# WHAT YOU ARE ASKED TO DO
Print the entries below word for word; the pictures stay out of your copy.

# SUPPLIED INFORMATION
## start

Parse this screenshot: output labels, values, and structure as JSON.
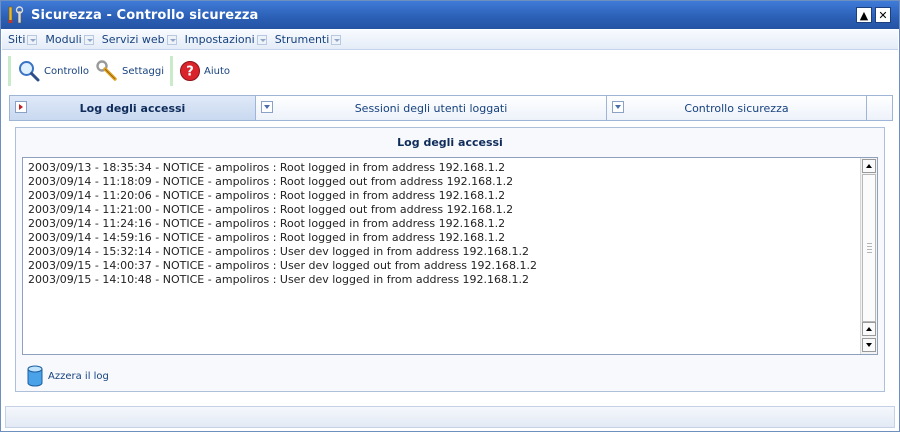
{
  "window": {
    "title": "Sicurezza - Controllo sicurezza",
    "buttons": {
      "maximize": "▲",
      "close": "✕"
    }
  },
  "menu": {
    "items": [
      "Siti",
      "Moduli",
      "Servizi web",
      "Impostazioni",
      "Strumenti"
    ]
  },
  "toolbar": {
    "controllo_label": "Controllo",
    "settaggi_label": "Settaggi",
    "aiuto_label": "Aiuto"
  },
  "tabs": [
    {
      "label": "Log degli accessi",
      "active": true
    },
    {
      "label": "Sessioni degli utenti loggati",
      "active": false
    },
    {
      "label": "Controllo sicurezza",
      "active": false
    }
  ],
  "panel": {
    "title": "Log degli accessi",
    "log_lines": [
      "2003/09/13 - 18:35:34 - NOTICE - ampoliros : Root logged in from address 192.168.1.2",
      "2003/09/14 - 11:18:09 - NOTICE - ampoliros : Root logged out from address 192.168.1.2",
      "2003/09/14 - 11:20:06 - NOTICE - ampoliros : Root logged in from address 192.168.1.2",
      "2003/09/14 - 11:21:00 - NOTICE - ampoliros : Root logged out from address 192.168.1.2",
      "2003/09/14 - 11:24:16 - NOTICE - ampoliros : Root logged in from address 192.168.1.2",
      "2003/09/14 - 14:59:16 - NOTICE - ampoliros : Root logged in from address 192.168.1.2",
      "2003/09/14 - 15:32:14 - NOTICE - ampoliros : User dev logged in from address 192.168.1.2",
      "2003/09/15 - 14:00:37 - NOTICE - ampoliros : User dev logged out from address 192.168.1.2",
      "2003/09/15 - 14:10:48 - NOTICE - ampoliros : User dev logged in from address 192.168.1.2"
    ],
    "clear_label": "Azzera il log"
  },
  "colors": {
    "titlebar": "#2b5fb5",
    "accent_text": "#17427f",
    "active_tab": "#c9d9f0",
    "separator": "#c9ebc9"
  },
  "icons": {
    "app": "tools-icon",
    "controllo": "magnifier-icon",
    "settaggi": "wrench-icon",
    "aiuto": "help-icon",
    "clear": "database-icon"
  }
}
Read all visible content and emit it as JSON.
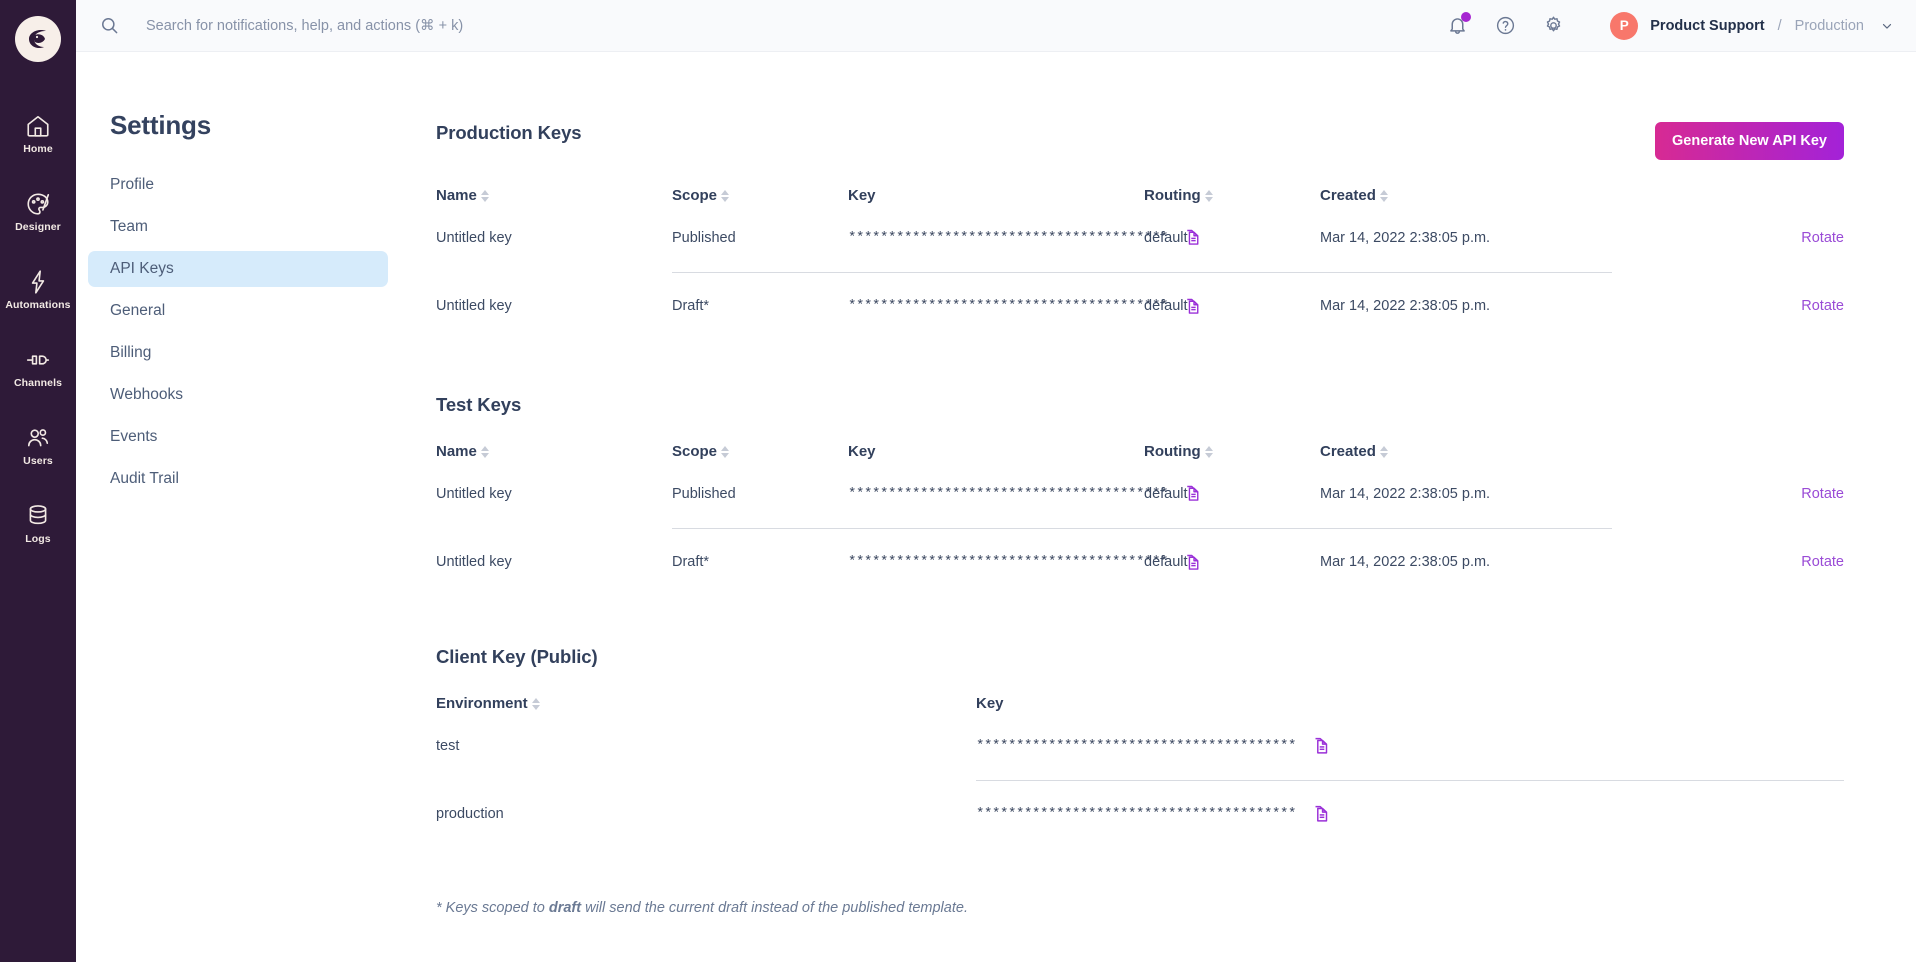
{
  "brand": {
    "logo_icon": "courier-bird-logo",
    "accent_purple": "#A625D1",
    "gradient_from": "#D72A93",
    "gradient_to": "#A322D8",
    "nav_bg": "#2E1A38",
    "avatar_bg": "#F8776B",
    "active_nav_bg": "#D6EBFB"
  },
  "rail": {
    "items": [
      {
        "label": "Home",
        "icon": "home-icon"
      },
      {
        "label": "Designer",
        "icon": "palette-brush-icon"
      },
      {
        "label": "Automations",
        "icon": "lightning-bolt-icon"
      },
      {
        "label": "Channels",
        "icon": "channels-plug-icon"
      },
      {
        "label": "Users",
        "icon": "users-icon"
      },
      {
        "label": "Logs",
        "icon": "database-stack-icon"
      }
    ]
  },
  "topbar": {
    "search_placeholder": "Search for notifications, help, and actions (⌘ + k)",
    "search_icon": "search-icon",
    "notifications_icon": "bell-icon",
    "has_notification_badge": true,
    "help_icon": "question-circle-icon",
    "settings_icon": "gear-icon",
    "avatar_initial": "P",
    "account_name": "Product Support",
    "account_separator": "/",
    "environment": "Production",
    "caret_icon": "chevron-down-icon"
  },
  "settings": {
    "title": "Settings",
    "nav": [
      {
        "label": "Profile",
        "active": false
      },
      {
        "label": "Team",
        "active": false
      },
      {
        "label": "API Keys",
        "active": true
      },
      {
        "label": "General",
        "active": false
      },
      {
        "label": "Billing",
        "active": false
      },
      {
        "label": "Webhooks",
        "active": false
      },
      {
        "label": "Events",
        "active": false
      },
      {
        "label": "Audit Trail",
        "active": false
      }
    ]
  },
  "main": {
    "generate_button": "Generate New API Key",
    "copy_icon": "copy-document-icon",
    "masked_key": "****************************************",
    "masked_client_key": "****************************************",
    "rotate_label": "Rotate",
    "production_keys": {
      "title": "Production Keys",
      "columns": [
        "Name",
        "Scope",
        "Key",
        "Routing",
        "Created"
      ],
      "rows": [
        {
          "name": "Untitled key",
          "scope": "Published",
          "key": "****************************************",
          "routing": "default",
          "created": "Mar 14, 2022 2:38:05 p.m.",
          "action": "Rotate"
        },
        {
          "name": "Untitled key",
          "scope": "Draft*",
          "key": "****************************************",
          "routing": "default",
          "created": "Mar 14, 2022 2:38:05 p.m.",
          "action": "Rotate"
        }
      ]
    },
    "test_keys": {
      "title": "Test Keys",
      "columns": [
        "Name",
        "Scope",
        "Key",
        "Routing",
        "Created"
      ],
      "rows": [
        {
          "name": "Untitled key",
          "scope": "Published",
          "key": "****************************************",
          "routing": "default",
          "created": "Mar 14, 2022 2:38:05 p.m.",
          "action": "Rotate"
        },
        {
          "name": "Untitled key",
          "scope": "Draft*",
          "key": "****************************************",
          "routing": "default",
          "created": "Mar 14, 2022 2:38:05 p.m.",
          "action": "Rotate"
        }
      ]
    },
    "client_key": {
      "title": "Client Key (Public)",
      "columns": [
        "Environment",
        "Key"
      ],
      "rows": [
        {
          "environment": "test",
          "key": "****************************************"
        },
        {
          "environment": "production",
          "key": "****************************************"
        }
      ]
    },
    "footnote_pre": "* Keys scoped to ",
    "footnote_bold": "draft",
    "footnote_post": " will send the current draft instead of the published template."
  }
}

## end

# FULL OUTPUT
Parse this screenshot: output labels, values, and structure as JSON.
{
  "window": {
    "title": "Sicurezza - Controllo sicurezza",
    "buttons": {
      "maximize": "▲",
      "close": "✕"
    }
  },
  "menu": {
    "items": [
      "Siti",
      "Moduli",
      "Servizi web",
      "Impostazioni",
      "Strumenti"
    ]
  },
  "toolbar": {
    "controllo_label": "Controllo",
    "settaggi_label": "Settaggi",
    "aiuto_label": "Aiuto"
  },
  "tabs": [
    {
      "label": "Log degli accessi",
      "active": true
    },
    {
      "label": "Sessioni degli utenti loggati",
      "active": false
    },
    {
      "label": "Controllo sicurezza",
      "active": false
    }
  ],
  "panel": {
    "title": "Log degli accessi",
    "log_lines": [
      "2003/09/13 - 18:35:34 - NOTICE - ampoliros : Root logged in from address 192.168.1.2",
      "2003/09/14 - 11:18:09 - NOTICE - ampoliros : Root logged out from address 192.168.1.2",
      "2003/09/14 - 11:20:06 - NOTICE - ampoliros : Root logged in from address 192.168.1.2",
      "2003/09/14 - 11:21:00 - NOTICE - ampoliros : Root logged out from address 192.168.1.2",
      "2003/09/14 - 11:24:16 - NOTICE - ampoliros : Root logged in from address 192.168.1.2",
      "2003/09/14 - 14:59:16 - NOTICE - ampoliros : Root logged in from address 192.168.1.2",
      "2003/09/14 - 15:32:14 - NOTICE - ampoliros : User dev logged in from address 192.168.1.2",
      "2003/09/15 - 14:00:37 - NOTICE - ampoliros : User dev logged out from address 192.168.1.2",
      "2003/09/15 - 14:10:48 - NOTICE - ampoliros : User dev logged in from address 192.168.1.2"
    ],
    "clear_label": "Azzera il log"
  },
  "colors": {
    "titlebar": "#2b5fb5",
    "accent_text": "#17427f",
    "active_tab": "#c9d9f0",
    "separator": "#c9ebc9"
  },
  "icons": {
    "app": "tools-icon",
    "controllo": "magnifier-icon",
    "settaggi": "wrench-icon",
    "aiuto": "help-icon",
    "clear": "database-icon"
  }
}
Read all visible content and emit it as JSON.
{
  "brand": {
    "logo_icon": "courier-bird-logo",
    "accent_purple": "#A625D1",
    "gradient_from": "#D72A93",
    "gradient_to": "#A322D8",
    "nav_bg": "#2E1A38",
    "avatar_bg": "#F8776B",
    "active_nav_bg": "#D6EBFB"
  },
  "rail": {
    "items": [
      {
        "label": "Home",
        "icon": "home-icon"
      },
      {
        "label": "Designer",
        "icon": "palette-brush-icon"
      },
      {
        "label": "Automations",
        "icon": "lightning-bolt-icon"
      },
      {
        "label": "Channels",
        "icon": "channels-plug-icon"
      },
      {
        "label": "Users",
        "icon": "users-icon"
      },
      {
        "label": "Logs",
        "icon": "database-stack-icon"
      }
    ]
  },
  "topbar": {
    "search_placeholder": "Search for notifications, help, and actions (⌘ + k)",
    "search_icon": "search-icon",
    "notifications_icon": "bell-icon",
    "has_notification_badge": true,
    "help_icon": "question-circle-icon",
    "settings_icon": "gear-icon",
    "avatar_initial": "P",
    "account_name": "Product Support",
    "account_separator": "/",
    "environment": "Production",
    "caret_icon": "chevron-down-icon"
  },
  "settings": {
    "title": "Settings",
    "nav": [
      {
        "label": "Profile",
        "active": false
      },
      {
        "label": "Team",
        "active": false
      },
      {
        "label": "API Keys",
        "active": true
      },
      {
        "label": "General",
        "active": false
      },
      {
        "label": "Billing",
        "active": false
      },
      {
        "label": "Webhooks",
        "active": false
      },
      {
        "label": "Events",
        "active": false
      },
      {
        "label": "Audit Trail",
        "active": false
      }
    ]
  },
  "main": {
    "generate_button": "Generate New API Key",
    "copy_icon": "copy-document-icon",
    "masked_key": "****************************************",
    "masked_client_key": "****************************************",
    "rotate_label": "Rotate",
    "production_keys": {
      "title": "Production Keys",
      "columns": [
        "Name",
        "Scope",
        "Key",
        "Routing",
        "Created"
      ],
      "rows": [
        {
          "name": "Untitled key",
          "scope": "Published",
          "key": "****************************************",
          "routing": "default",
          "created": "Mar 14, 2022 2:38:05 p.m.",
          "action": "Rotate"
        },
        {
          "name": "Untitled key",
          "scope": "Draft*",
          "key": "****************************************",
          "routing": "default",
          "created": "Mar 14, 2022 2:38:05 p.m.",
          "action": "Rotate"
        }
      ]
    },
    "test_keys": {
      "title": "Test Keys",
      "columns": [
        "Name",
        "Scope",
        "Key",
        "Routing",
        "Created"
      ],
      "rows": [
        {
          "name": "Untitled key",
          "scope": "Published",
          "key": "****************************************",
          "routing": "default",
          "created": "Mar 14, 2022 2:38:05 p.m.",
          "action": "Rotate"
        },
        {
          "name": "Untitled key",
          "scope": "Draft*",
          "key": "****************************************",
          "routing": "default",
          "created": "Mar 14, 2022 2:38:05 p.m.",
          "action": "Rotate"
        }
      ]
    },
    "client_key": {
      "title": "Client Key (Public)",
      "columns": [
        "Environment",
        "Key"
      ],
      "rows": [
        {
          "environment": "test",
          "key": "****************************************"
        },
        {
          "environment": "production",
          "key": "****************************************"
        }
      ]
    },
    "footnote_pre": "* Keys scoped to ",
    "footnote_bold": "draft",
    "footnote_post": " will send the current draft instead of the published template."
  }
}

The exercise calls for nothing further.